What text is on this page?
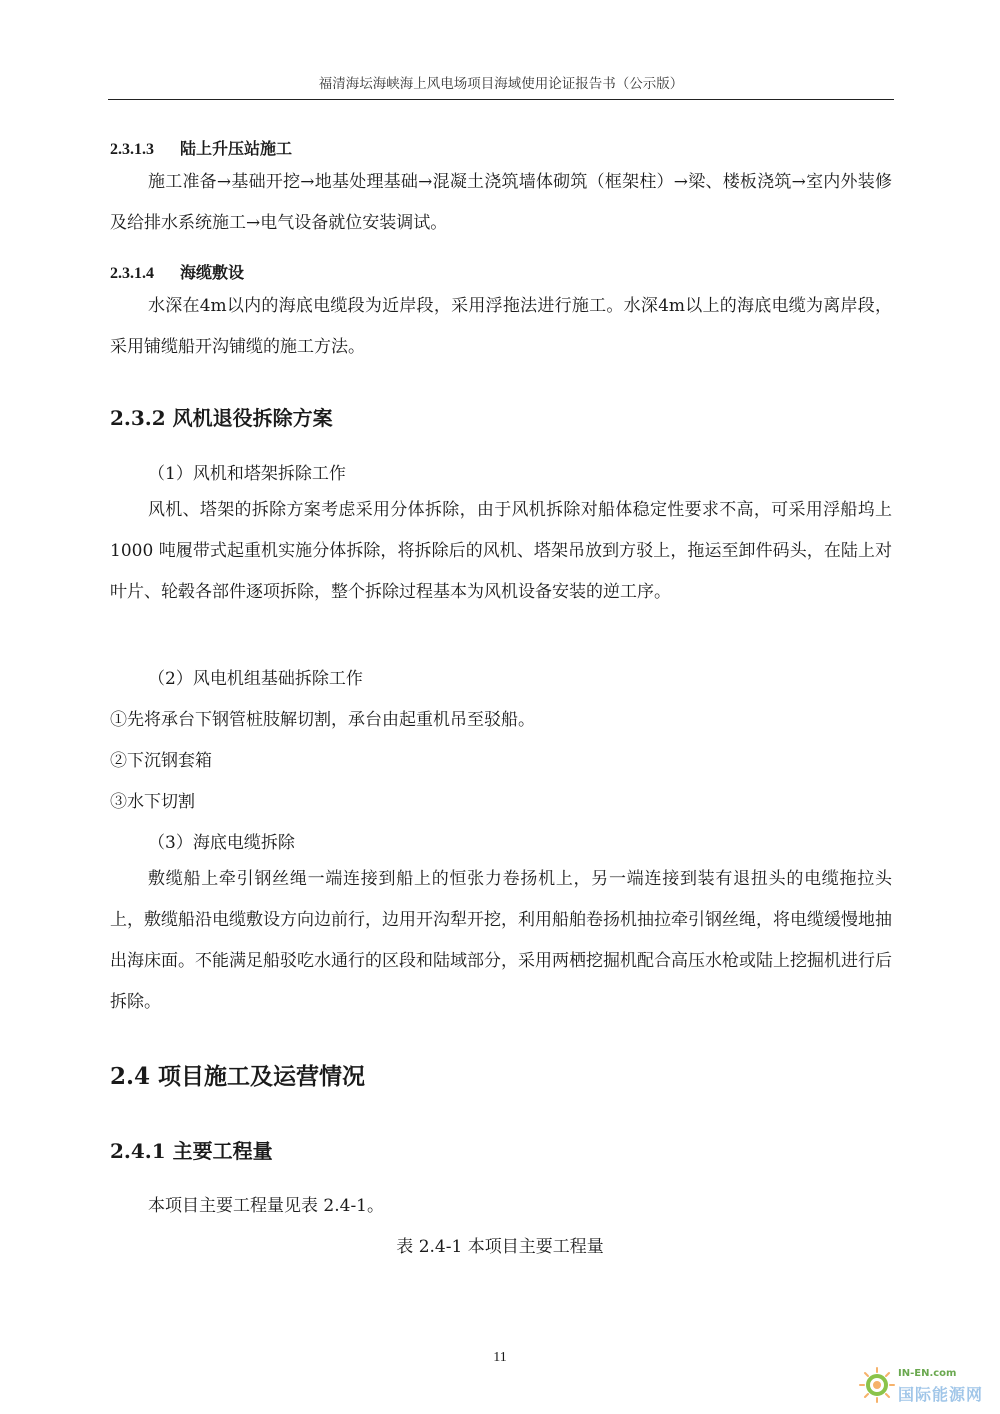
福清海坛海峡海上风电场项目海域使用论证报告书（公示版）
2.3.1.3 陆上升压站施工
施工准备→基础开挖→地基处理基础→混凝土浇筑墙体砌筑（框架柱）→梁、楼板浇筑→室内外装修及给排水系统施工→电气设备就位安装调试。
2.3.1.4 海缆敷设
水深在4m以内的海底电缆段为近岸段，采用浮拖法进行施工。水深4m以上的海底电缆为离岸段，采用铺缆船开沟铺缆的施工方法。
2.3.2 风机退役拆除方案
（1）风机和塔架拆除工作
风机、塔架的拆除方案考虑采用分体拆除，由于风机拆除对船体稳定性要求不高，可采用浮船坞上 1000 吨履带式起重机实施分体拆除，将拆除后的风机、塔架吊放到方驳上，拖运至卸件码头，在陆上对叶片、轮毂各部件逐项拆除，整个拆除过程基本为风机设备安装的逆工序。
（2）风电机组基础拆除工作
①先将承台下钢管桩肢解切割，承台由起重机吊至驳船。
②下沉钢套箱
③水下切割
（3）海底电缆拆除
敷缆船上牵引钢丝绳一端连接到船上的恒张力卷扬机上，另一端连接到装有退扭头的电缆拖拉头上，敷缆船沿电缆敷设方向边前行，边用开沟犁开挖，利用船舶卷扬机抽拉牵引钢丝绳，将电缆缓慢地抽出海床面。不能满足船驳吃水通行的区段和陆域部分，采用两栖挖掘机配合高压水枪或陆上挖掘机进行后拆除。
2.4 项目施工及运营情况
2.4.1 主要工程量
本项目主要工程量见表 2.4-1。
表 2.4-1 本项目主要工程量
11
IN-EN.com
国际能源网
= = = = =
» **The request**: Quote every line of the records above exactly; no picture is to be copied.

» **Solution to this task**:
What text is on this page?
福清海坛海峡海上风电场项目海域使用论证报告书（公示版）
2.3.1.3 陆上升压站施工
施工准备→基础开挖→地基处理基础→混凝土浇筑墙体砌筑（框架柱）→梁、楼板浇筑→室内外装修及给排水系统施工→电气设备就位安装调试。
2.3.1.4 海缆敷设
水深在4m以内的海底电缆段为近岸段，采用浮拖法进行施工。水深4m以上的海底电缆为离岸段，采用铺缆船开沟铺缆的施工方法。
2.3.2 风机退役拆除方案
（1）风机和塔架拆除工作
风机、塔架的拆除方案考虑采用分体拆除，由于风机拆除对船体稳定性要求不高，可采用浮船坞上 1000 吨履带式起重机实施分体拆除，将拆除后的风机、塔架吊放到方驳上，拖运至卸件码头，在陆上对叶片、轮毂各部件逐项拆除，整个拆除过程基本为风机设备安装的逆工序。
（2）风电机组基础拆除工作
①先将承台下钢管桩肢解切割，承台由起重机吊至驳船。
②下沉钢套箱
③水下切割
（3）海底电缆拆除
敷缆船上牵引钢丝绳一端连接到船上的恒张力卷扬机上，另一端连接到装有退扭头的电缆拖拉头上，敷缆船沿电缆敷设方向边前行，边用开沟犁开挖，利用船舶卷扬机抽拉牵引钢丝绳，将电缆缓慢地抽出海床面。不能满足船驳吃水通行的区段和陆域部分，采用两栖挖掘机配合高压水枪或陆上挖掘机进行后拆除。
2.4 项目施工及运营情况
2.4.1 主要工程量
本项目主要工程量见表 2.4-1。
表 2.4-1 本项目主要工程量
11
IN-EN.com
国际能源网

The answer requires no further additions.